## START Data for the task
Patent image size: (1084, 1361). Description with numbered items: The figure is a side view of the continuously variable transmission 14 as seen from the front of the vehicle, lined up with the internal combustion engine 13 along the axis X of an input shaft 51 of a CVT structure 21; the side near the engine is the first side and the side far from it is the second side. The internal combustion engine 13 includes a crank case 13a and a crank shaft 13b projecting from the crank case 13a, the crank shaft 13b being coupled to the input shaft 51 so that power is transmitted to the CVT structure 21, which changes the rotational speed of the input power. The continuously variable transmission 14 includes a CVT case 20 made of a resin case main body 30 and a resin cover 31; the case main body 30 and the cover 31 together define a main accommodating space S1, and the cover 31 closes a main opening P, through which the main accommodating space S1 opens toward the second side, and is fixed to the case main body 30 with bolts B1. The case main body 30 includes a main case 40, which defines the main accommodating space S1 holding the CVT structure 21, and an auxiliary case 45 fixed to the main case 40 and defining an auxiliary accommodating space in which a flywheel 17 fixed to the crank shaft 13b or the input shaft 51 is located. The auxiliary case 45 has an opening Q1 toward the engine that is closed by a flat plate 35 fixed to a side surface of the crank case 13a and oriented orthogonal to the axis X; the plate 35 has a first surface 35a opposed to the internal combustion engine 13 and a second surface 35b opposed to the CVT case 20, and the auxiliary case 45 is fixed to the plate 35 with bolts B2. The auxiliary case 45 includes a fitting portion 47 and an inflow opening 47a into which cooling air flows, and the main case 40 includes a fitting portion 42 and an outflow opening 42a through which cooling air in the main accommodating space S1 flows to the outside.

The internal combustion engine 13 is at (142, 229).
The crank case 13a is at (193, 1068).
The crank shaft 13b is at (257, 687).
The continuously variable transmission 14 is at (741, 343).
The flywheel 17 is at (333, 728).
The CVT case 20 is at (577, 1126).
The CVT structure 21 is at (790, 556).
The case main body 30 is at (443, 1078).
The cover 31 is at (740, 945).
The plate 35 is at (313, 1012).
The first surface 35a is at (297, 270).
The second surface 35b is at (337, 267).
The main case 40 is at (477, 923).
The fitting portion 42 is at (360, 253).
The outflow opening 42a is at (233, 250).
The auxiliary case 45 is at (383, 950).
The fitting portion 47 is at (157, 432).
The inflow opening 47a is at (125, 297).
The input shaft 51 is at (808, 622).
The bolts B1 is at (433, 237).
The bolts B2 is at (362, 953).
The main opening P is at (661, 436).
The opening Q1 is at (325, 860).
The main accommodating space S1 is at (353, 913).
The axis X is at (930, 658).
## END Data for the task
**Directions**.
Echo the data word for word, from its first line through the line containing "The CVT case 20 is at (577, 1126).".

**Exercise response**.
Patent image size: (1084, 1361). Description with numbered items: The figure is a side view of the continuously variable transmission 14 as seen from the front of the vehicle, lined up with the internal combustion engine 13 along the axis X of an input shaft 51 of a CVT structure 21; the side near the engine is the first side and the side far from it is the second side. The internal combustion engine 13 includes a crank case 13a and a crank shaft 13b projecting from the crank case 13a, the crank shaft 13b being coupled to the input shaft 51 so that power is transmitted to the CVT structure 21, which changes the rotational speed of the input power. The continuously variable transmission 14 includes a CVT case 20 made of a resin case main body 30 and a resin cover 31; the case main body 30 and the cover 31 together define a main accommodating space S1, and the cover 31 closes a main opening P, through which the main accommodating space S1 opens toward the second side, and is fixed to the case main body 30 with bolts B1. The case main body 30 includes a main case 40, which defines the main accommodating space S1 holding the CVT structure 21, and an auxiliary case 45 fixed to the main case 40 and defining an auxiliary accommodating space in which a flywheel 17 fixed to the crank shaft 13b or the input shaft 51 is located. The auxiliary case 45 has an opening Q1 toward the engine that is closed by a flat plate 35 fixed to a side surface of the crank case 13a and oriented orthogonal to the axis X; the plate 35 has a first surface 35a opposed to the internal combustion engine 13 and a second surface 35b opposed to the CVT case 20, and the auxiliary case 45 is fixed to the plate 35 with bolts B2. The auxiliary case 45 includes a fitting portion 47 and an inflow opening 47a into which cooling air flows, and the main case 40 includes a fitting portion 42 and an outflow opening 42a through which cooling air in the main accommodating space S1 flows to the outside.

The internal combustion engine 13 is at (142, 229).
The crank case 13a is at (193, 1068).
The crank shaft 13b is at (257, 687).
The continuously variable transmission 14 is at (741, 343).
The flywheel 17 is at (333, 728).
The CVT case 20 is at (577, 1126).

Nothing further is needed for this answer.